[EXCERPTED TEXT — start]

HH.
HH.

Reputation: 197

Comparison operator return 0 ==

I am reading a book and the author is using the following function. I don't understand the benefit of the equal operator. Can anybody please explain the reason for using the equal operator.

public function isDiscounted()
{
return 0 == $this->getRow()->discountPercent ? false : true;
}

Would it not be easier to go for

public function isDiscounted()
{
return $this->getRow()->discountPercent ? false : true;
}

?

Best regards, Herbert

Upvotes: 1

Views: 1099

Answers (4)

littleibex
littleibex

Reputation: 1712

No, it's not easier to go for

return $this->getRow()->discountPercent ? false : true

In fact, it's wrong. You are supposed to return false if discountPercent is zero. In your suggested code, if discountPercent is zero, it will evaluate to false since it's used as a condition and return true.

[EXCERPTED TEXT — finish]
[STUDY MATERIAL — start]

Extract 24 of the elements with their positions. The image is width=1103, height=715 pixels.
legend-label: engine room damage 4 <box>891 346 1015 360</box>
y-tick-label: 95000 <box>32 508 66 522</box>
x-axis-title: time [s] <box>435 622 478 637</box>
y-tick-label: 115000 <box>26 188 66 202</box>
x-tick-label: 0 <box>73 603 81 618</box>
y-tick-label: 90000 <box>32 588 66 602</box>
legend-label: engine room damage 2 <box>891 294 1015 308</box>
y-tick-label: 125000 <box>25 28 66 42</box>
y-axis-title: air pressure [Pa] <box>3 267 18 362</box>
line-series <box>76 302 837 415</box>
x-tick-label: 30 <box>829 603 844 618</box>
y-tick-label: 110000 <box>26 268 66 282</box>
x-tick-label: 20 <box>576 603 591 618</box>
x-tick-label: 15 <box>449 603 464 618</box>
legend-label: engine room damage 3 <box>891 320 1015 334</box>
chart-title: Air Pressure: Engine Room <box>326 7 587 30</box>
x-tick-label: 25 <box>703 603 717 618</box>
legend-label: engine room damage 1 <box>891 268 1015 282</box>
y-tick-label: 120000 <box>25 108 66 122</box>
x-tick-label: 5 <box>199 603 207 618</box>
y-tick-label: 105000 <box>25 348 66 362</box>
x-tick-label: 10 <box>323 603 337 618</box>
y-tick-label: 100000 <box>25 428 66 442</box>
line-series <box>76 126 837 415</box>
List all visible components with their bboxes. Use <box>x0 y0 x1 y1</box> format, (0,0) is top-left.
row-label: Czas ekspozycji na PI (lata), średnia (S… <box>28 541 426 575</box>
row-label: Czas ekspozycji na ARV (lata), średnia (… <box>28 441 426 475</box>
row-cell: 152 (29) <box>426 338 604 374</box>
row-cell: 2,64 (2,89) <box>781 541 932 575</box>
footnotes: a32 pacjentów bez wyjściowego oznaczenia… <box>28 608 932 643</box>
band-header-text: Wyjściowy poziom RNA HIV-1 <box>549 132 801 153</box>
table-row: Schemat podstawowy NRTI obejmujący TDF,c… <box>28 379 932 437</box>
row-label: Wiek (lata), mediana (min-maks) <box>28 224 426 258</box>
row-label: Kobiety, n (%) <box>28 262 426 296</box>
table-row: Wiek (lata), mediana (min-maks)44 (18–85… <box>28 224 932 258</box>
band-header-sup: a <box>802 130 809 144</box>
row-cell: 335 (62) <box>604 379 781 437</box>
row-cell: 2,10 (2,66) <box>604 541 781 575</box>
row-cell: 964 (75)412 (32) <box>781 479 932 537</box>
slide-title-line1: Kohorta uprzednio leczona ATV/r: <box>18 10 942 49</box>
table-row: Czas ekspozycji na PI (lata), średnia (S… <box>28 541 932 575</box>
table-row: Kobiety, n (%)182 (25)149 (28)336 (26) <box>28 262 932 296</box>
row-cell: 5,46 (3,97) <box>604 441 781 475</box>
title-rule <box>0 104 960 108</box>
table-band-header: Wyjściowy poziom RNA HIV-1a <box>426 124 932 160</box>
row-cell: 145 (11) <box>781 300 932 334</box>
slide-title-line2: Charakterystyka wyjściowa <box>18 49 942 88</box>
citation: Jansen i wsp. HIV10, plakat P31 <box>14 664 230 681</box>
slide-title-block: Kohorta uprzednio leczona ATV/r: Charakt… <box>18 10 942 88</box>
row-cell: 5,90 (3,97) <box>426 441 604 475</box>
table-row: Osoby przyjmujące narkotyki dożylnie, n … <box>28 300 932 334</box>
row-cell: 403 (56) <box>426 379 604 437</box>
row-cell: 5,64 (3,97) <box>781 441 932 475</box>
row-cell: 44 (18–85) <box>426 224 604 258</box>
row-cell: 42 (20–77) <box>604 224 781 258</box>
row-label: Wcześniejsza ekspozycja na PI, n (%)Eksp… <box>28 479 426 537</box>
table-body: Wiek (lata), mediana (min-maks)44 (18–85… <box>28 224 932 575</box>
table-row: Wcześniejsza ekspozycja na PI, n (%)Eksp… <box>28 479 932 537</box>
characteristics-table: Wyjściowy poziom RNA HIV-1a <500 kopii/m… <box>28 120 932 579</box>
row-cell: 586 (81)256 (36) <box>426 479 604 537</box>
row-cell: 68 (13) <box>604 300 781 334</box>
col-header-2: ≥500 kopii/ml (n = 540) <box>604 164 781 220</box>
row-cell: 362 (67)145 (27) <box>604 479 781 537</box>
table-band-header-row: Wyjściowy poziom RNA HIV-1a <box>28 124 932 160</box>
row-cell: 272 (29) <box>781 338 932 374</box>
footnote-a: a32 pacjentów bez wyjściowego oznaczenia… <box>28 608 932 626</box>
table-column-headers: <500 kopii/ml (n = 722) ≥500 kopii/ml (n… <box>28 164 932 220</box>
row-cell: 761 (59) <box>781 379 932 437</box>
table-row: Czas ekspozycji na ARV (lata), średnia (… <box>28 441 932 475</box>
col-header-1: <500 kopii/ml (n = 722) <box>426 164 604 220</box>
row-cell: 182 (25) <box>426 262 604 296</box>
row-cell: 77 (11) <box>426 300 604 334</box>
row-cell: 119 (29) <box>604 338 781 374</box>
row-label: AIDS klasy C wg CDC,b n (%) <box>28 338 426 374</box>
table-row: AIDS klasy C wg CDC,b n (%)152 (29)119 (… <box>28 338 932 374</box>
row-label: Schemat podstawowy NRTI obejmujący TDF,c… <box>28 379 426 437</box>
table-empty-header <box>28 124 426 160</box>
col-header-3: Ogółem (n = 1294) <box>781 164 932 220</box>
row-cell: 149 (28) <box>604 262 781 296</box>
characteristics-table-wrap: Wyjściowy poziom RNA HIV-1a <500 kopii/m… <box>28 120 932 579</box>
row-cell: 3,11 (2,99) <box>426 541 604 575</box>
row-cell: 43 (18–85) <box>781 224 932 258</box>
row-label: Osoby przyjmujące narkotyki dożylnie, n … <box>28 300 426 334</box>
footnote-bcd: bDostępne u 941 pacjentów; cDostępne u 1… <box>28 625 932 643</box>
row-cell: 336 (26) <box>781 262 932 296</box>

[STUDY MATERIAL — finish]

## EXERCISE INSTRUCTIONS
In the discussion of the comparison operator, what does the answer say the asker's suggested code returns when discountPercent is zero? The records are not needed for this work.

## ANSWER FOR THE TASK
It returns true.